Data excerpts

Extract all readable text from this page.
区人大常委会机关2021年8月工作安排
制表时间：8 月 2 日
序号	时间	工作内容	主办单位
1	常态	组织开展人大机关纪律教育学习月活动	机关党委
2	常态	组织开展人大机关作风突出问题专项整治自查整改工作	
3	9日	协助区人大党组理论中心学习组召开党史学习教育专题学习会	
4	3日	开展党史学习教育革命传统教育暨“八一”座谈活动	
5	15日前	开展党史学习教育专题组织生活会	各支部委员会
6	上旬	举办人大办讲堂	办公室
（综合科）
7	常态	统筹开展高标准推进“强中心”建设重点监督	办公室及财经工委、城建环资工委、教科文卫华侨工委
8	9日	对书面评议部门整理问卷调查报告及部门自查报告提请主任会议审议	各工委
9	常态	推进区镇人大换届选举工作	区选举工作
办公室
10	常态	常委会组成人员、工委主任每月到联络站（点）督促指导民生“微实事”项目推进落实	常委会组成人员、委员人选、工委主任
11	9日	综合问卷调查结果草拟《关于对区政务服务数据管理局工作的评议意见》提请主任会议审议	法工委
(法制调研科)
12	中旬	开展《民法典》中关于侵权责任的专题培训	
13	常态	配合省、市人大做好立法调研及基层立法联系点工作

EXERCISE DIRECTIONS: Reproduce the data in its entirety, matching each character.

RESPONSE TO THIS TASK:
Extract all readable text from this page.
区人大常委会机关2021年8月工作安排
制表时间：8 月 2 日
序号	时间	工作内容	主办单位
1	常态	组织开展人大机关纪律教育学习月活动	机关党委
2	常态	组织开展人大机关作风突出问题专项整治自查整改工作	
3	9日	协助区人大党组理论中心学习组召开党史学习教育专题学习会	
4	3日	开展党史学习教育革命传统教育暨“八一”座谈活动	
5	15日前	开展党史学习教育专题组织生活会	各支部委员会
6	上旬	举办人大办讲堂	办公室
（综合科）
7	常态	统筹开展高标准推进“强中心”建设重点监督	办公室及财经工委、城建环资工委、教科文卫华侨工委
8	9日	对书面评议部门整理问卷调查报告及部门自查报告提请主任会议审议	各工委
9	常态	推进区镇人大换届选举工作	区选举工作
办公室
10	常态	常委会组成人员、工委主任每月到联络站（点）督促指导民生“微实事”项目推进落实	常委会组成人员、委员人选、工委主任
11	9日	综合问卷调查结果草拟《关于对区政务服务数据管理局工作的评议意见》提请主任会议审议	法工委
(法制调研科)
12	中旬	开展《民法典》中关于侵权责任的专题培训	
13	常态	配合省、市人大做好立法调研及基层立法联系点工作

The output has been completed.